Below are some entries. Copy each line that holds the string "object".

Dataset listings of figures:

• • •

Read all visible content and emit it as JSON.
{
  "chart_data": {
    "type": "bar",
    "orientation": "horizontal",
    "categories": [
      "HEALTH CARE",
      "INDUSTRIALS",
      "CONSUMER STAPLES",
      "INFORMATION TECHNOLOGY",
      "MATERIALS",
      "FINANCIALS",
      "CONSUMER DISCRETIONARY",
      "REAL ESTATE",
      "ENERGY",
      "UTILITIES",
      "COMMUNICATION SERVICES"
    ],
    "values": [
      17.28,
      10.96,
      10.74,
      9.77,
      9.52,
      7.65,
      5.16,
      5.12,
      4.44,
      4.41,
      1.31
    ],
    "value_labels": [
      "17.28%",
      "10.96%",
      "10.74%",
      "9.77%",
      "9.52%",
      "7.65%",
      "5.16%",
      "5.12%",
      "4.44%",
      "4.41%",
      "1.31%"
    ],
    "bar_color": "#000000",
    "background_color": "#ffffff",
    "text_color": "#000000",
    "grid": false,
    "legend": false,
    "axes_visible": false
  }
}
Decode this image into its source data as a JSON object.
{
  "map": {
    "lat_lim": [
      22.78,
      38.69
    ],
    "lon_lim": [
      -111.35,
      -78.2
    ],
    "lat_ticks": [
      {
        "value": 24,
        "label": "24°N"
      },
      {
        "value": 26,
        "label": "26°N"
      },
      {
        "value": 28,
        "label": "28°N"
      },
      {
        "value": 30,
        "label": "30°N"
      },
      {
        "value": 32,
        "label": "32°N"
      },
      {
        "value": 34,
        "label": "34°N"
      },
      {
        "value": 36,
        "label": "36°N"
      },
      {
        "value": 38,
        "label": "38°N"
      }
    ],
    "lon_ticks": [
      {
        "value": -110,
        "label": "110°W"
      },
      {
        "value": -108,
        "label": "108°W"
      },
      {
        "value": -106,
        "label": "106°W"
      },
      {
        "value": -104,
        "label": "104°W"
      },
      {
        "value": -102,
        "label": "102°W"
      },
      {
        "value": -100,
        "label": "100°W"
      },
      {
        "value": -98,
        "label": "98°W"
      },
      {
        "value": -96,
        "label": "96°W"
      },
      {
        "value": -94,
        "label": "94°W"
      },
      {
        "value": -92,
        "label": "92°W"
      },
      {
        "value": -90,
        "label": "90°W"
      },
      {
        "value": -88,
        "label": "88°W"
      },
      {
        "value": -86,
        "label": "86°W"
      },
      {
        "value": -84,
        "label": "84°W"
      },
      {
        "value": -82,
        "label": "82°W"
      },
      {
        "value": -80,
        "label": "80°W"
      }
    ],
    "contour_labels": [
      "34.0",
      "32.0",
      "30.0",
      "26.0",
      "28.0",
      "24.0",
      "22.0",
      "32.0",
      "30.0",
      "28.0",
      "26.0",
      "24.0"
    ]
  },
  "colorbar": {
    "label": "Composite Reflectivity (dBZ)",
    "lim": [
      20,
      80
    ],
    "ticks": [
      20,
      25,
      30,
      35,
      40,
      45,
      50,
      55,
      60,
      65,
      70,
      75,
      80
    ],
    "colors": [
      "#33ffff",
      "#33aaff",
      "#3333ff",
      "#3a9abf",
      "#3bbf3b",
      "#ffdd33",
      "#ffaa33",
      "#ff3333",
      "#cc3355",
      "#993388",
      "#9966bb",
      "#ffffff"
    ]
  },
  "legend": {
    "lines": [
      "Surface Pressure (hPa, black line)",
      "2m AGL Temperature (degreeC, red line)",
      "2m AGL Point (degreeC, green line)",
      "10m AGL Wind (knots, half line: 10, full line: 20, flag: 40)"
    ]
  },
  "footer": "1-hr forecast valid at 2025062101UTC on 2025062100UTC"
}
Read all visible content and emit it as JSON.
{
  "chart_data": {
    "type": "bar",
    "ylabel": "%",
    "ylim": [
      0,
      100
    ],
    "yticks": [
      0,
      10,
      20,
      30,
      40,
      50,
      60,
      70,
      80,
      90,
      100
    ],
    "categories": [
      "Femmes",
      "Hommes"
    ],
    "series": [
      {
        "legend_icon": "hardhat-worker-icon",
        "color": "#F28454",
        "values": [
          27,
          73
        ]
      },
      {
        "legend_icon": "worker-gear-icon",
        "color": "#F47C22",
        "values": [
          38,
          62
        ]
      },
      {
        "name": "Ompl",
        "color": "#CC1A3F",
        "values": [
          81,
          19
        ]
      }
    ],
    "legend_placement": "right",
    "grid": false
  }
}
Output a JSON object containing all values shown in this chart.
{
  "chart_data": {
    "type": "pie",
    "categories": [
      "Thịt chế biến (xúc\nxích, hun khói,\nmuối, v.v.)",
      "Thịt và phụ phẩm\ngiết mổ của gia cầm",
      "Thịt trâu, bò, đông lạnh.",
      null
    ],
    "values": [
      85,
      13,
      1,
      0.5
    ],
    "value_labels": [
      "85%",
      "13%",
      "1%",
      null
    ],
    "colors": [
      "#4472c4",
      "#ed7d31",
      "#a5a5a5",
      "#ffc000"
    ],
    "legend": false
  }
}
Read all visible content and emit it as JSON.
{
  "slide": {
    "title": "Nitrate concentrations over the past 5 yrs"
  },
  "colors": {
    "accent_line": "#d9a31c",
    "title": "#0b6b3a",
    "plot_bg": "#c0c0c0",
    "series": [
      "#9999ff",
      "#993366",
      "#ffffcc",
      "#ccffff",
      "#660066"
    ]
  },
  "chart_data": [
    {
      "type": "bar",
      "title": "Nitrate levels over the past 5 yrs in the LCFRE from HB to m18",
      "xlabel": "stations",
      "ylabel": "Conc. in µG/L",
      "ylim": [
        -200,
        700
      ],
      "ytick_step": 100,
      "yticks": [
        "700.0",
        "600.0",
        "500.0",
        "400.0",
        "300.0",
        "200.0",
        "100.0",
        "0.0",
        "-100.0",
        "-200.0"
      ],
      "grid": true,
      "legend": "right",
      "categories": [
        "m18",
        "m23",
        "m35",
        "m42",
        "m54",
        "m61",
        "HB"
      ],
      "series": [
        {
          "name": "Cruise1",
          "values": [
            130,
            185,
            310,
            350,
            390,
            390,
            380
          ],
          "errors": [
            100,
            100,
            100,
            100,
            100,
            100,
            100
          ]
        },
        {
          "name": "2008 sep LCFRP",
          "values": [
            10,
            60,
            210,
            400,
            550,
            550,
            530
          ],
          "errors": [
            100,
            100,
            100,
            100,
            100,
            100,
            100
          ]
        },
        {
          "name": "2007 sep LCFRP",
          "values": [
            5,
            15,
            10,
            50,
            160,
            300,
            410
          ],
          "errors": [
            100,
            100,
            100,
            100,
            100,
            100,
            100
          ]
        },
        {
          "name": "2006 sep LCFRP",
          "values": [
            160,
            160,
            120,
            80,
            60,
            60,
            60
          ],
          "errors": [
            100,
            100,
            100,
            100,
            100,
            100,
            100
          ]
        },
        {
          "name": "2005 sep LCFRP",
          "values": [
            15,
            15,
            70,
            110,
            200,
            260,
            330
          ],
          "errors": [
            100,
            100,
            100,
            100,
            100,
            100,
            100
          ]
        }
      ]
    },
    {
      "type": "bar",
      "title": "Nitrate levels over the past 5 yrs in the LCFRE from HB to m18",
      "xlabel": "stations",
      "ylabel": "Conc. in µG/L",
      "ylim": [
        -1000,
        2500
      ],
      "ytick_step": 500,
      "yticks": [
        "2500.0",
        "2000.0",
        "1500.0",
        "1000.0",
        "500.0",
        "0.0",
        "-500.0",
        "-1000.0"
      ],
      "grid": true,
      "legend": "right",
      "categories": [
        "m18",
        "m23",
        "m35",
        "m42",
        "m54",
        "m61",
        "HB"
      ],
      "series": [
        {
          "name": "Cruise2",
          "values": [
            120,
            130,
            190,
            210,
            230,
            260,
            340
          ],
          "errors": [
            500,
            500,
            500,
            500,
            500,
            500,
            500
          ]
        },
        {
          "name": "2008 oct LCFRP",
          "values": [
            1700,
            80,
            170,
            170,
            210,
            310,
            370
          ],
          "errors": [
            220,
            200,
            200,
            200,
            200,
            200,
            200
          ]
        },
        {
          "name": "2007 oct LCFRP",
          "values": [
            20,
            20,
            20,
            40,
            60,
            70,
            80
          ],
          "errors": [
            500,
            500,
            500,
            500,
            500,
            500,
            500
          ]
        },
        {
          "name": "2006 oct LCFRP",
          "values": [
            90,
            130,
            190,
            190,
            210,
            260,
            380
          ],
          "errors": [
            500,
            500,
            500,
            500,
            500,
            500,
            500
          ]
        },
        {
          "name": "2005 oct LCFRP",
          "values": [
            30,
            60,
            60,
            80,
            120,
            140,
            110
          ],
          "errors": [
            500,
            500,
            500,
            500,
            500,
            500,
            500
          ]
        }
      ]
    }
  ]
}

• • •

• Full solution:
Decode this image into its source data as a JSON object.
Output a JSON object containing all values shown in this chart.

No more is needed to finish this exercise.